* [Written request]: Determine how many lines of the entries contain "from". Reply with that number alone.

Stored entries
___
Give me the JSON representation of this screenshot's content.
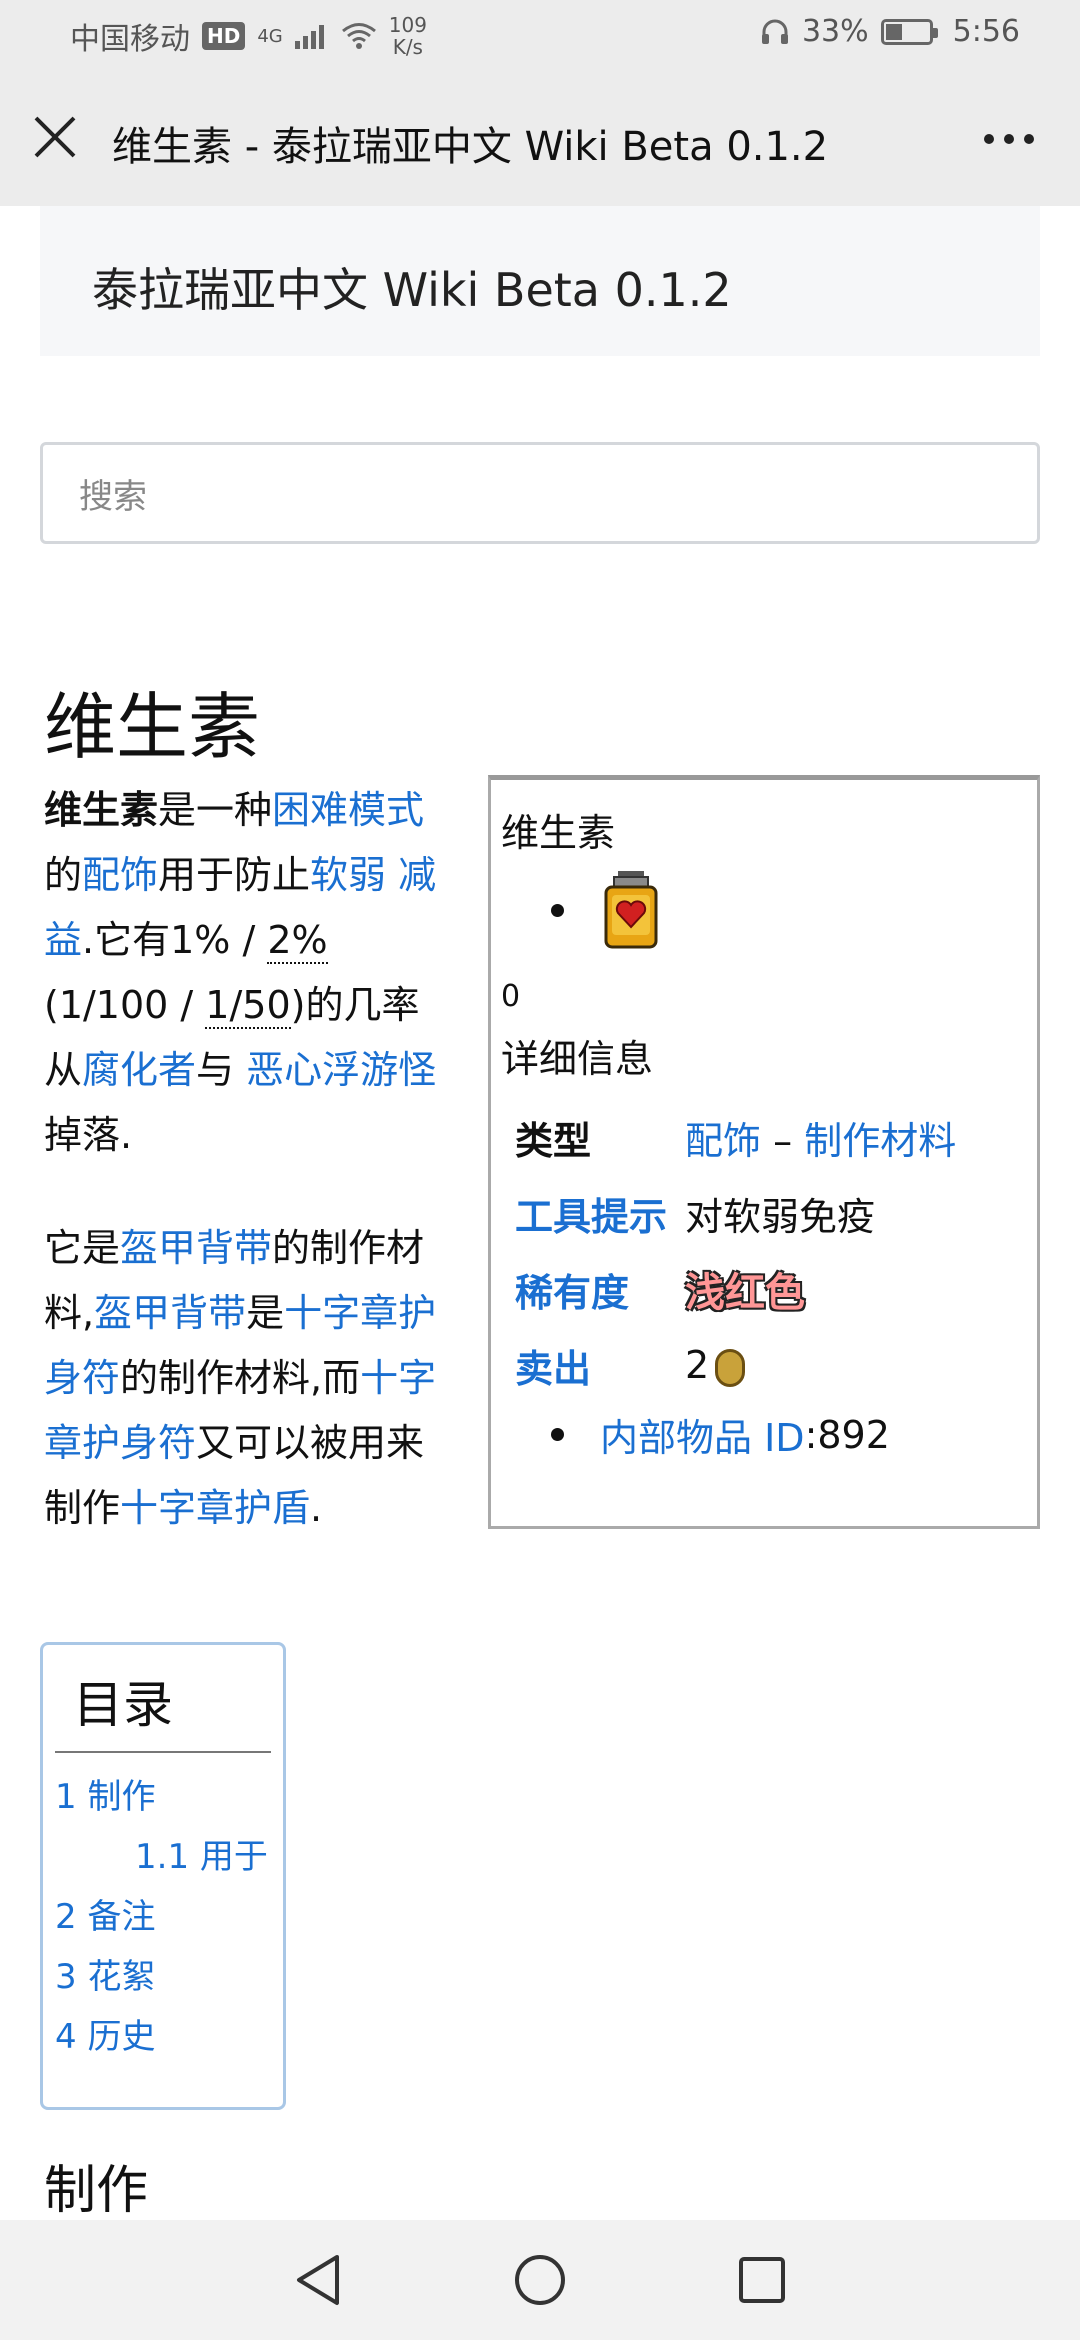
{
  "status": {
    "carrier": "中国移动",
    "hd": "HD",
    "net": "4G",
    "speed_value": "109",
    "speed_unit": "K/s",
    "battery": "33%",
    "time": "5:56"
  },
  "appbar": {
    "title": "维生素 - 泰拉瑞亚中文 Wiki Beta 0.1.2"
  },
  "site": {
    "banner": "泰拉瑞亚中文 Wiki Beta 0.1.2",
    "search_placeholder": "搜索"
  },
  "page": {
    "title": "维生素",
    "p1": {
      "term": "维生素",
      "t1": "是一种",
      "l1": "困难模式",
      "t2": "的",
      "l2": "配饰",
      "t3": "用于防止",
      "l3": "软弱 减益",
      "t4": ".它有1% / ",
      "abbr1": "2%",
      "t5": "(1/100 / ",
      "abbr2": "1/50",
      "t6": ")的几率从",
      "l4": "腐化者",
      "t7": "与 ",
      "l5": "恶心浮游怪",
      "t8": "掉落."
    },
    "p2": {
      "t1": "它是",
      "l1": "盔甲背带",
      "t2": "的制作材料,",
      "l2": "盔甲背带",
      "t3": "是",
      "l3": "十字章护身符",
      "t4": "的制作材料,而",
      "l4": "十字章护身符",
      "t5": "又可以被用来制作",
      "l5": "十字章护盾",
      "t6": "."
    }
  },
  "infobox": {
    "title": "维生素",
    "zero": "0",
    "details_heading": "详细信息",
    "type_label": "类型",
    "type_link1": "配饰",
    "type_sep": " – ",
    "type_link2": "制作材料",
    "tooltip_label": "工具提示",
    "tooltip_value": "对软弱免疫",
    "rarity_label": "稀有度",
    "rarity_value": "浅红色",
    "sell_label": "卖出",
    "sell_value": "2",
    "id_label": "内部物品 ID",
    "id_sep": ": ",
    "id_value": "892",
    "colors": {
      "rarity": "#ff9696",
      "link": "#1a6fd1"
    }
  },
  "toc": {
    "title": "目录",
    "items": [
      {
        "label": "1 制作"
      },
      {
        "label": "1.1 用于"
      },
      {
        "label": "2 备注"
      },
      {
        "label": "3 花絮"
      },
      {
        "label": "4 历史"
      }
    ]
  },
  "section": {
    "crafting": "制作"
  },
  "icons": {
    "close": "close-icon",
    "more": "more-icon",
    "back": "back-triangle-icon",
    "home": "home-circle-icon",
    "recents": "recents-square-icon"
  }
}
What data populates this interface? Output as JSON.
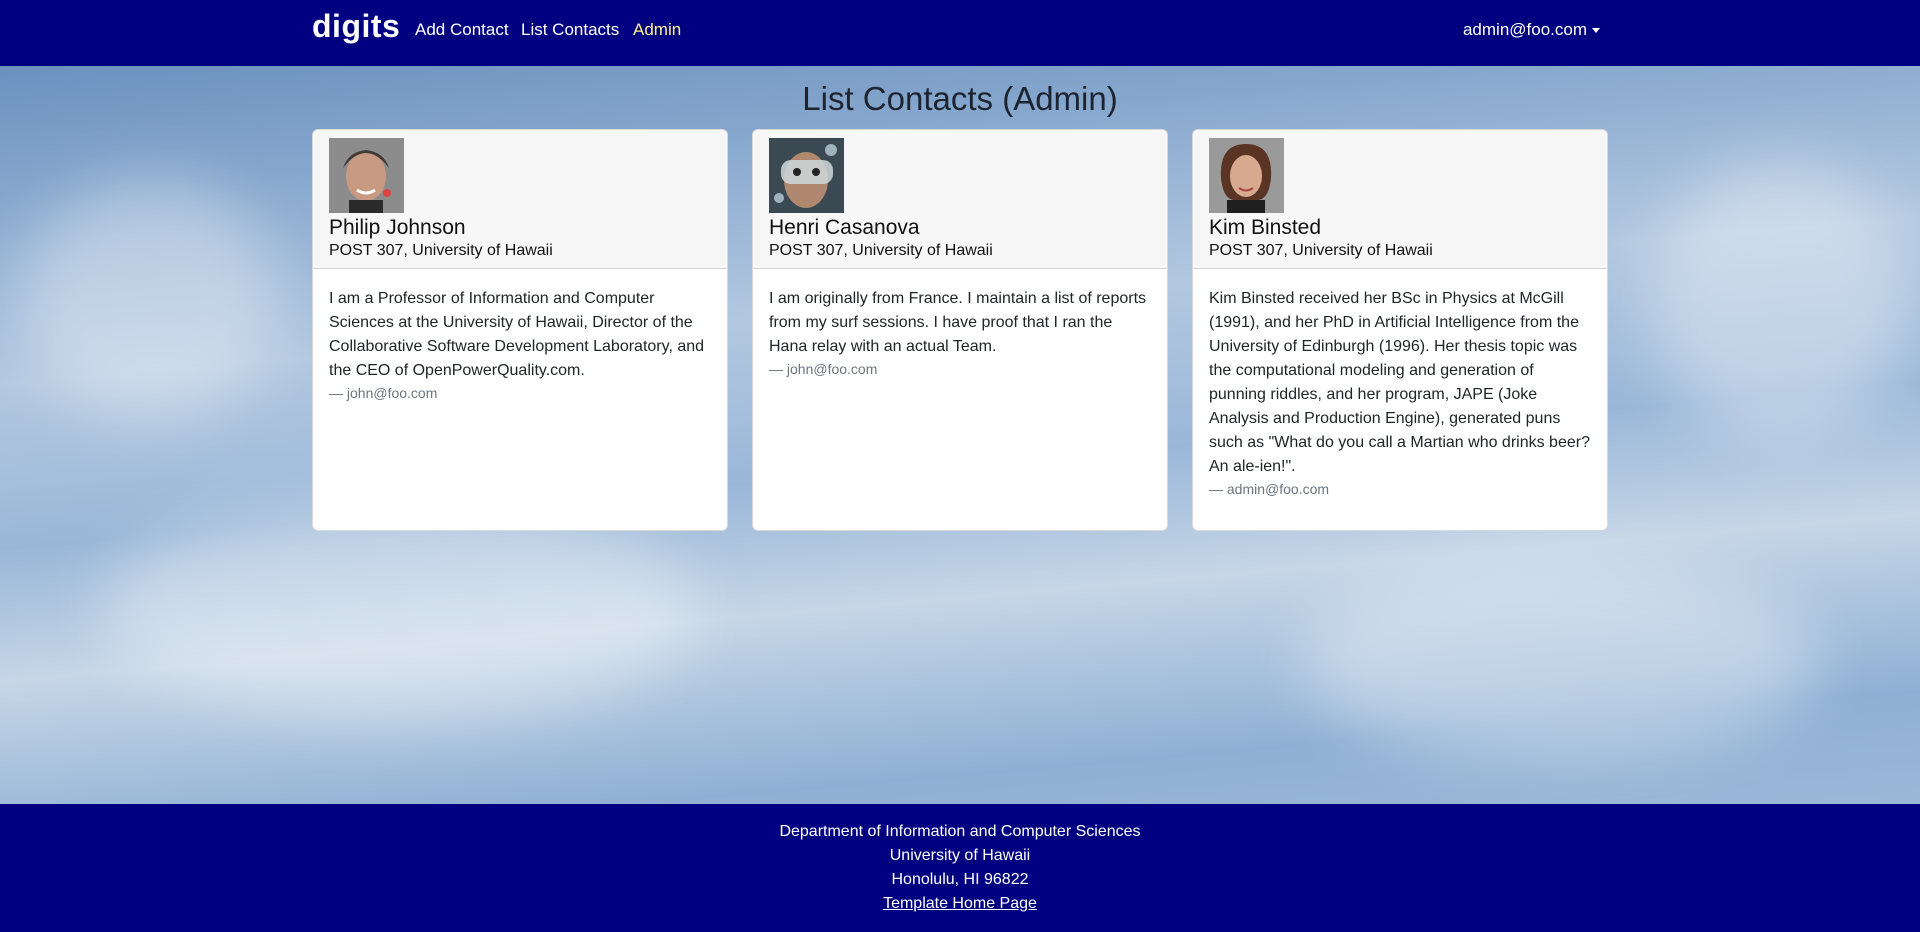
{
  "navbar": {
    "brand": "digits",
    "links": [
      "Add Contact",
      "List Contacts",
      "Admin"
    ],
    "user": "admin@foo.com",
    "colors": {
      "background": "#000080",
      "active": "#fff38a"
    }
  },
  "page": {
    "title": "List Contacts (Admin)"
  },
  "contacts": [
    {
      "name": "Philip Johnson",
      "address": "POST 307, University of Hawaii",
      "description": "I am a Professor of Information and Computer Sciences at the University of Hawaii, Director of the Collaborative Software Development Laboratory, and the CEO of OpenPowerQuality.com.",
      "owner": "— john@foo.com"
    },
    {
      "name": "Henri Casanova",
      "address": "POST 307, University of Hawaii",
      "description": "I am originally from France. I maintain a list of reports from my surf sessions. I have proof that I ran the Hana relay with an actual Team.",
      "owner": "— john@foo.com"
    },
    {
      "name": "Kim Binsted",
      "address": "POST 307, University of Hawaii",
      "description": "Kim Binsted received her BSc in Physics at McGill (1991), and her PhD in Artificial Intelligence from the University of Edinburgh (1996). Her thesis topic was the computational modeling and generation of punning riddles, and her program, JAPE (Joke Analysis and Production Engine), generated puns such as \"What do you call a Martian who drinks beer? An ale-ien!\".",
      "owner": "— admin@foo.com"
    }
  ],
  "footer": {
    "line1": "Department of Information and Computer Sciences",
    "line2": "University of Hawaii",
    "line3": "Honolulu, HI 96822",
    "link": "Template Home Page"
  }
}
___
* [Response]: 2